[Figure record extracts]
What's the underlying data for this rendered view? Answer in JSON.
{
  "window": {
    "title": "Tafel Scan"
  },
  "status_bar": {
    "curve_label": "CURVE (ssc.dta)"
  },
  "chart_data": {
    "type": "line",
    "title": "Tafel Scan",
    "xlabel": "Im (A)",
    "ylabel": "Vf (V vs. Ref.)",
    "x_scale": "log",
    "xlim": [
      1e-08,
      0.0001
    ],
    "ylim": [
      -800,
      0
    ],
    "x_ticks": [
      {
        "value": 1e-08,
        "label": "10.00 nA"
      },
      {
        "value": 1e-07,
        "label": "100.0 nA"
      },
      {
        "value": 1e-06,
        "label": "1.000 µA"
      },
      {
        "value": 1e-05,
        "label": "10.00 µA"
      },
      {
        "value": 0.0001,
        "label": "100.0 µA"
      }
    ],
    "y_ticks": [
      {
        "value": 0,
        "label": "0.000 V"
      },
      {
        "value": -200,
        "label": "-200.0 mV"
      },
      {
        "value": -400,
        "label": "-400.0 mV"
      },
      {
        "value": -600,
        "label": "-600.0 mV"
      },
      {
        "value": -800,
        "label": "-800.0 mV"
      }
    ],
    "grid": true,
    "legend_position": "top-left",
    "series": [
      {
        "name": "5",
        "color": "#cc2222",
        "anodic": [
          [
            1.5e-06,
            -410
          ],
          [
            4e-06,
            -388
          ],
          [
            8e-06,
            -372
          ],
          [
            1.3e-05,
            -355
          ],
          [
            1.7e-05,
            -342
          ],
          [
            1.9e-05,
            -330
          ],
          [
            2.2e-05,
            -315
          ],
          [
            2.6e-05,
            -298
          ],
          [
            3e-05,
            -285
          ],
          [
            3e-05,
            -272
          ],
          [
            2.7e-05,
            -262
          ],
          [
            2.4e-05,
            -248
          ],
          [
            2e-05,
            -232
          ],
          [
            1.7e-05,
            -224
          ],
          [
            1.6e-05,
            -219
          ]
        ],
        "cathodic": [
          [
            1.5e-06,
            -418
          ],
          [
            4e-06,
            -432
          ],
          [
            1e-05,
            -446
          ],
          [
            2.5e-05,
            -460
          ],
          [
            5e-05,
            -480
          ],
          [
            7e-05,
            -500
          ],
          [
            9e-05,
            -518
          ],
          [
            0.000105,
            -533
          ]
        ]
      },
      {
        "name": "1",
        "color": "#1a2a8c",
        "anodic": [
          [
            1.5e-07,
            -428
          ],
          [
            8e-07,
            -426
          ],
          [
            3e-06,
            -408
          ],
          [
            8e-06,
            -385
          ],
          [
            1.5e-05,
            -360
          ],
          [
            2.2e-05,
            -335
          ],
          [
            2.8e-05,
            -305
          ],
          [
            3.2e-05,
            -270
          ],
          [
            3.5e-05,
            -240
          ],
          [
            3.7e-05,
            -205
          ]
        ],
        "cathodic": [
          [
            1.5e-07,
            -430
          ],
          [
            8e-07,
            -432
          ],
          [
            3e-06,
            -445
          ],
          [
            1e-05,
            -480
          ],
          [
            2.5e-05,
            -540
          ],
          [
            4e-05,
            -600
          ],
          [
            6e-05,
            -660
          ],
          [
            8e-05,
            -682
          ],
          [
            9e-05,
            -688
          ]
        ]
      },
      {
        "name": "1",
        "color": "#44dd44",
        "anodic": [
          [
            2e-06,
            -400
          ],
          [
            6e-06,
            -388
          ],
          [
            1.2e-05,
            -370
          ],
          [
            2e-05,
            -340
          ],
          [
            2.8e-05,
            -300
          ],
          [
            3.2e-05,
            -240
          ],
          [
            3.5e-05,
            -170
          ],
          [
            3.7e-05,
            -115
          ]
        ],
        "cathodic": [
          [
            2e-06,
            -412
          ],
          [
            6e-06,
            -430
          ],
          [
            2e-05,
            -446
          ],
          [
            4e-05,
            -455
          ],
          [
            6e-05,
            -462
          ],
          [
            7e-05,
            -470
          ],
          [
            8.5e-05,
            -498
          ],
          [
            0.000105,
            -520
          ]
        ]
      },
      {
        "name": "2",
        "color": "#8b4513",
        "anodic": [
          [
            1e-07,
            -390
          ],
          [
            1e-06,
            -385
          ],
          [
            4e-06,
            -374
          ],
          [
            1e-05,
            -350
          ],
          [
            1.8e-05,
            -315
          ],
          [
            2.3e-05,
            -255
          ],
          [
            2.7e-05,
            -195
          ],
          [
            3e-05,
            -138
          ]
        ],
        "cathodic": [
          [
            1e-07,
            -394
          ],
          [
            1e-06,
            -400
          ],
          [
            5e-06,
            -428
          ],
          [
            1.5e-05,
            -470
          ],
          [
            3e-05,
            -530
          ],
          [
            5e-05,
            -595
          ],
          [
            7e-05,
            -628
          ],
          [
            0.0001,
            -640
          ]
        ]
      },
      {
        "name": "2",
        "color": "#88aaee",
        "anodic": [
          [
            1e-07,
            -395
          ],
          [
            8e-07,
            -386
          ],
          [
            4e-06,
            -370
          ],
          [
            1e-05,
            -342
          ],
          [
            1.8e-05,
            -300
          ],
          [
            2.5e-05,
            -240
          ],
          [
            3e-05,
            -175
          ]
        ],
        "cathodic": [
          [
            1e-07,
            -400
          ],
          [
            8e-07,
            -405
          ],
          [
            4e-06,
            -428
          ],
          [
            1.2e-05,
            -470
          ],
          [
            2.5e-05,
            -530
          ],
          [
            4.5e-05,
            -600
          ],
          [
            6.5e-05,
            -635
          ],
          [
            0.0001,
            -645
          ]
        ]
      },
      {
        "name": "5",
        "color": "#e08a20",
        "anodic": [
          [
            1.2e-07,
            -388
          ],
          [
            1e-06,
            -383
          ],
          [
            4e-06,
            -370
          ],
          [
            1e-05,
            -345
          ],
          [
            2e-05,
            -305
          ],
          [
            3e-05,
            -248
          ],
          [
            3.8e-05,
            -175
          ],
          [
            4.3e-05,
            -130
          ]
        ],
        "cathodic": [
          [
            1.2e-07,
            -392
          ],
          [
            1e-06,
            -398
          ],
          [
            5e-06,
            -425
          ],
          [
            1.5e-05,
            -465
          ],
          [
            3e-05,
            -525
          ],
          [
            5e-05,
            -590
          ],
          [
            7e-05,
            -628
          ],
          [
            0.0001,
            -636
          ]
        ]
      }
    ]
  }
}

» **To do**
All the entries above need to be reproduced exactly.

» **Task result**
What's the underlying data for this rendered view? Answer in JSON.
{
  "window": {
    "title": "Tafel Scan"
  },
  "status_bar": {
    "curve_label": "CURVE (ssc.dta)"
  },
  "chart_data": {
    "type": "line",
    "title": "Tafel Scan",
    "xlabel": "Im (A)",
    "ylabel": "Vf (V vs. Ref.)",
    "x_scale": "log",
    "xlim": [
      1e-08,
      0.0001
    ],
    "ylim": [
      -800,
      0
    ],
    "x_ticks": [
      {
        "value": 1e-08,
        "label": "10.00 nA"
      },
      {
        "value": 1e-07,
        "label": "100.0 nA"
      },
      {
        "value": 1e-06,
        "label": "1.000 µA"
      },
      {
        "value": 1e-05,
        "label": "10.00 µA"
      },
      {
        "value": 0.0001,
        "label": "100.0 µA"
      }
    ],
    "y_ticks": [
      {
        "value": 0,
        "label": "0.000 V"
      },
      {
        "value": -200,
        "label": "-200.0 mV"
      },
      {
        "value": -400,
        "label": "-400.0 mV"
      },
      {
        "value": -600,
        "label": "-600.0 mV"
      },
      {
        "value": -800,
        "label": "-800.0 mV"
      }
    ],
    "grid": true,
    "legend_position": "top-left",
    "series": [
      {
        "name": "5",
        "color": "#cc2222",
        "anodic": [
          [
            1.5e-06,
            -410
          ],
          [
            4e-06,
            -388
          ],
          [
            8e-06,
            -372
          ],
          [
            1.3e-05,
            -355
          ],
          [
            1.7e-05,
            -342
          ],
          [
            1.9e-05,
            -330
          ],
          [
            2.2e-05,
            -315
          ],
          [
            2.6e-05,
            -298
          ],
          [
            3e-05,
            -285
          ],
          [
            3e-05,
            -272
          ],
          [
            2.7e-05,
            -262
          ],
          [
            2.4e-05,
            -248
          ],
          [
            2e-05,
            -232
          ],
          [
            1.7e-05,
            -224
          ],
          [
            1.6e-05,
            -219
          ]
        ],
        "cathodic": [
          [
            1.5e-06,
            -418
          ],
          [
            4e-06,
            -432
          ],
          [
            1e-05,
            -446
          ],
          [
            2.5e-05,
            -460
          ],
          [
            5e-05,
            -480
          ],
          [
            7e-05,
            -500
          ],
          [
            9e-05,
            -518
          ],
          [
            0.000105,
            -533
          ]
        ]
      },
      {
        "name": "1",
        "color": "#1a2a8c",
        "anodic": [
          [
            1.5e-07,
            -428
          ],
          [
            8e-07,
            -426
          ],
          [
            3e-06,
            -408
          ],
          [
            8e-06,
            -385
          ],
          [
            1.5e-05,
            -360
          ],
          [
            2.2e-05,
            -335
          ],
          [
            2.8e-05,
            -305
          ],
          [
            3.2e-05,
            -270
          ],
          [
            3.5e-05,
            -240
          ],
          [
            3.7e-05,
            -205
          ]
        ],
        "cathodic": [
          [
            1.5e-07,
            -430
          ],
          [
            8e-07,
            -432
          ],
          [
            3e-06,
            -445
          ],
          [
            1e-05,
            -480
          ],
          [
            2.5e-05,
            -540
          ],
          [
            4e-05,
            -600
          ],
          [
            6e-05,
            -660
          ],
          [
            8e-05,
            -682
          ],
          [
            9e-05,
            -688
          ]
        ]
      },
      {
        "name": "1",
        "color": "#44dd44",
        "anodic": [
          [
            2e-06,
            -400
          ],
          [
            6e-06,
            -388
          ],
          [
            1.2e-05,
            -370
          ],
          [
            2e-05,
            -340
          ],
          [
            2.8e-05,
            -300
          ],
          [
            3.2e-05,
            -240
          ],
          [
            3.5e-05,
            -170
          ],
          [
            3.7e-05,
            -115
          ]
        ],
        "cathodic": [
          [
            2e-06,
            -412
          ],
          [
            6e-06,
            -430
          ],
          [
            2e-05,
            -446
          ],
          [
            4e-05,
            -455
          ],
          [
            6e-05,
            -462
          ],
          [
            7e-05,
            -470
          ],
          [
            8.5e-05,
            -498
          ],
          [
            0.000105,
            -520
          ]
        ]
      },
      {
        "name": "2",
        "color": "#8b4513",
        "anodic": [
          [
            1e-07,
            -390
          ],
          [
            1e-06,
            -385
          ],
          [
            4e-06,
            -374
          ],
          [
            1e-05,
            -350
          ],
          [
            1.8e-05,
            -315
          ],
          [
            2.3e-05,
            -255
          ],
          [
            2.7e-05,
            -195
          ],
          [
            3e-05,
            -138
          ]
        ],
        "cathodic": [
          [
            1e-07,
            -394
          ],
          [
            1e-06,
            -400
          ],
          [
            5e-06,
            -428
          ],
          [
            1.5e-05,
            -470
          ],
          [
            3e-05,
            -530
          ],
          [
            5e-05,
            -595
          ],
          [
            7e-05,
            -628
          ],
          [
            0.0001,
            -640
          ]
        ]
      },
      {
        "name": "2",
        "color": "#88aaee",
        "anodic": [
          [
            1e-07,
            -395
          ],
          [
            8e-07,
            -386
          ],
          [
            4e-06,
            -370
          ],
          [
            1e-05,
            -342
          ],
          [
            1.8e-05,
            -300
          ],
          [
            2.5e-05,
            -240
          ],
          [
            3e-05,
            -175
          ]
        ],
        "cathodic": [
          [
            1e-07,
            -400
          ],
          [
            8e-07,
            -405
          ],
          [
            4e-06,
            -428
          ],
          [
            1.2e-05,
            -470
          ],
          [
            2.5e-05,
            -530
          ],
          [
            4.5e-05,
            -600
          ],
          [
            6.5e-05,
            -635
          ],
          [
            0.0001,
            -645
          ]
        ]
      },
      {
        "name": "5",
        "color": "#e08a20",
        "anodic": [
          [
            1.2e-07,
            -388
          ],
          [
            1e-06,
            -383
          ],
          [
            4e-06,
            -370
          ],
          [
            1e-05,
            -345
          ],
          [
            2e-05,
            -305
          ],
          [
            3e-05,
            -248
          ],
          [
            3.8e-05,
            -175
          ],
          [
            4.3e-05,
            -130
          ]
        ],
        "cathodic": [
          [
            1.2e-07,
            -392
          ],
          [
            1e-06,
            -398
          ],
          [
            5e-06,
            -425
          ],
          [
            1.5e-05,
            -465
          ],
          [
            3e-05,
            -525
          ],
          [
            5e-05,
            -590
          ],
          [
            7e-05,
            -628
          ],
          [
            0.0001,
            -636
          ]
        ]
      }
    ]
  }
}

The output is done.